STATED TASK: Go through each line of the records below and count those with the word "JSON"; give only the total.
---------------
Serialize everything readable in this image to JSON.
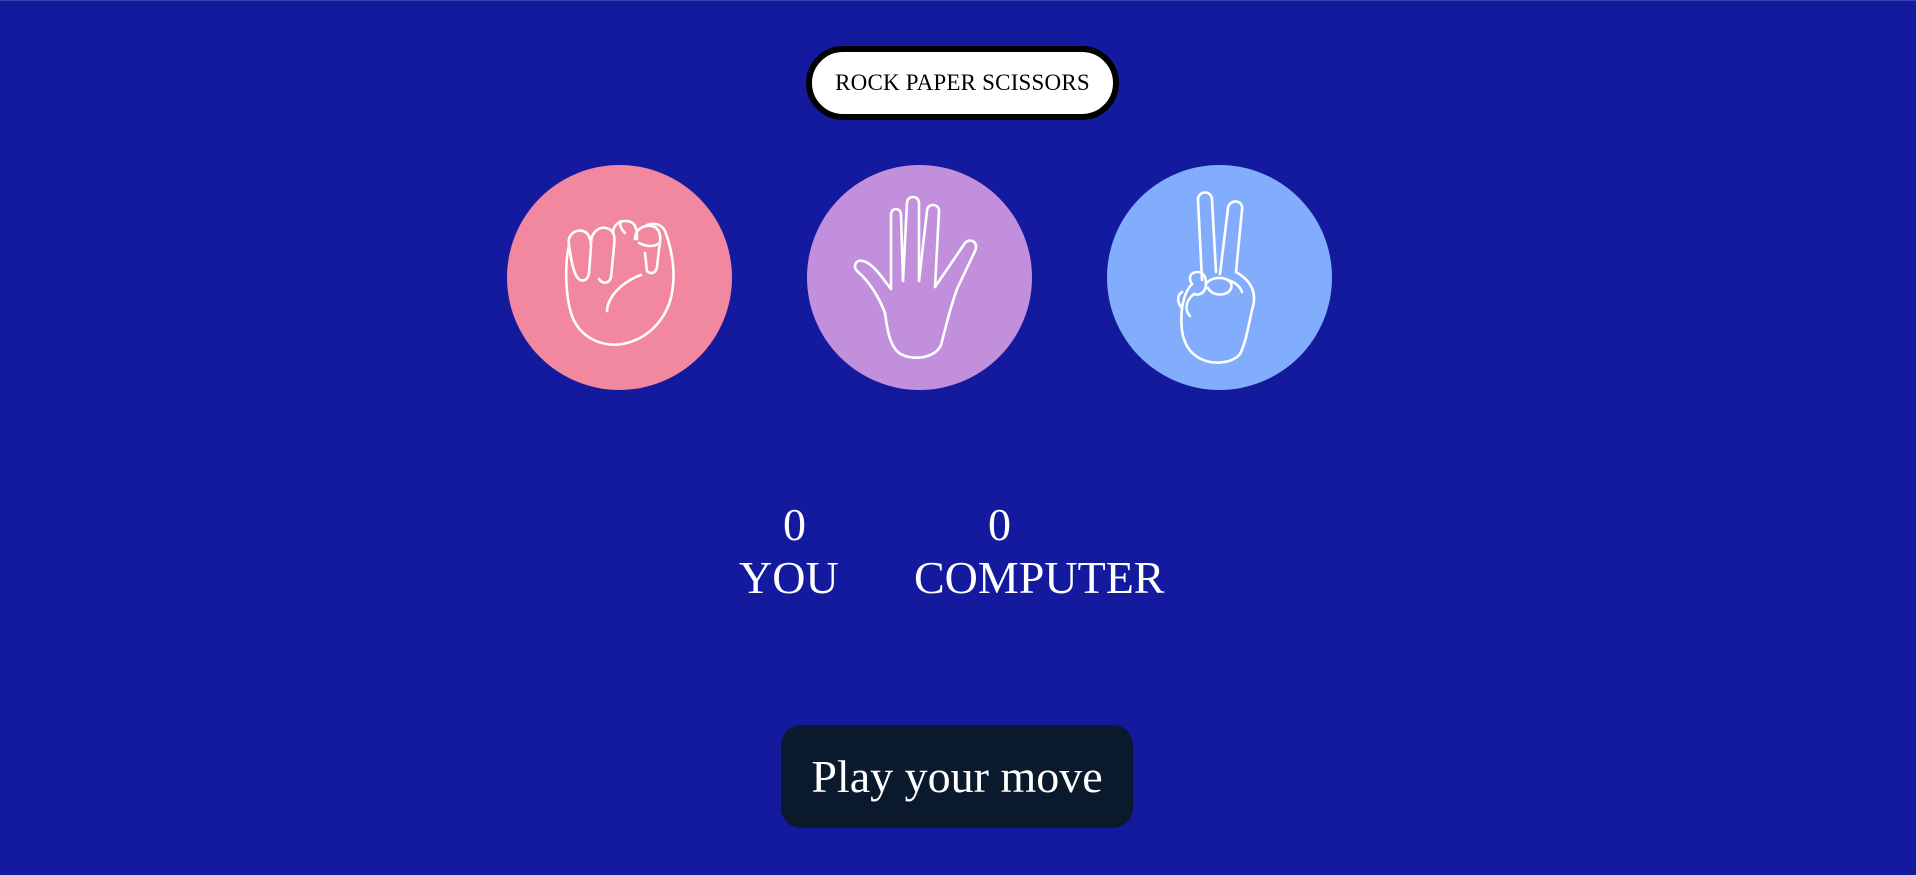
{
  "header": {
    "title": "ROCK PAPER SCISSORS"
  },
  "choices": [
    {
      "id": "rock",
      "color": "#f287a0",
      "icon": "fist-icon"
    },
    {
      "id": "paper",
      "color": "#c18fdc",
      "icon": "open-hand-icon"
    },
    {
      "id": "scissors",
      "color": "#82adfd",
      "icon": "peace-hand-icon"
    }
  ],
  "scoreboard": {
    "user": {
      "score": "0",
      "label": "YOU"
    },
    "computer": {
      "score": "0",
      "label": "COMPUTER"
    }
  },
  "message": {
    "text": "Play your move"
  },
  "colors": {
    "background": "#141a9e",
    "message_bg": "#0b192c"
  }
}
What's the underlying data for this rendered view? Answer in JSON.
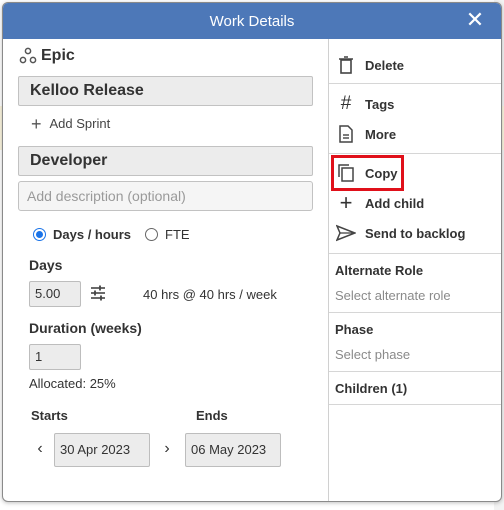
{
  "header": {
    "title": "Work Details"
  },
  "left": {
    "epic_label": "Epic",
    "epic_name": "Kelloo Release",
    "add_sprint": "Add Sprint",
    "role": "Developer",
    "description_placeholder": "Add description (optional)",
    "mode_options": [
      "Days / hours",
      "FTE"
    ],
    "selected_mode": "Days / hours",
    "days_label": "Days",
    "days_value": "5.00",
    "hours_text": "40 hrs @ 40 hrs / week",
    "duration_label": "Duration (weeks)",
    "duration_value": "1",
    "allocated_text": "Allocated: 25%",
    "starts_label": "Starts",
    "ends_label": "Ends",
    "start_date": "30 Apr 2023",
    "end_date": "06 May 2023"
  },
  "right": {
    "delete_label": "Delete",
    "tags_label": "Tags",
    "more_label": "More",
    "copy_label": "Copy",
    "add_child_label": "Add child",
    "send_backlog_label": "Send to backlog",
    "alternate_role_title": "Alternate Role",
    "alternate_role_placeholder": "Select alternate role",
    "phase_title": "Phase",
    "phase_placeholder": "Select phase",
    "children_label": "Children (1)"
  },
  "colors": {
    "header": "#4d78b8",
    "highlight": "#e0101a",
    "radio": "#1a73e8"
  }
}
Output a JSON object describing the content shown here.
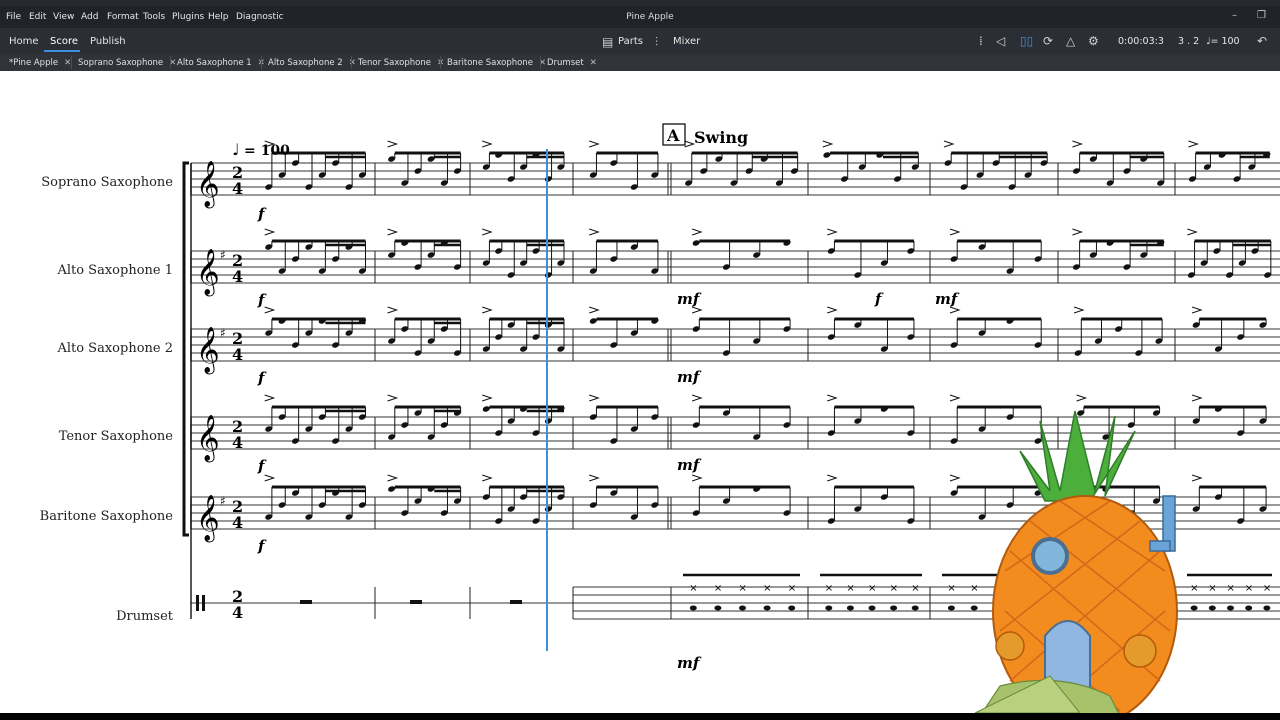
---------------
RESULT OF THIS EXERCISE: 3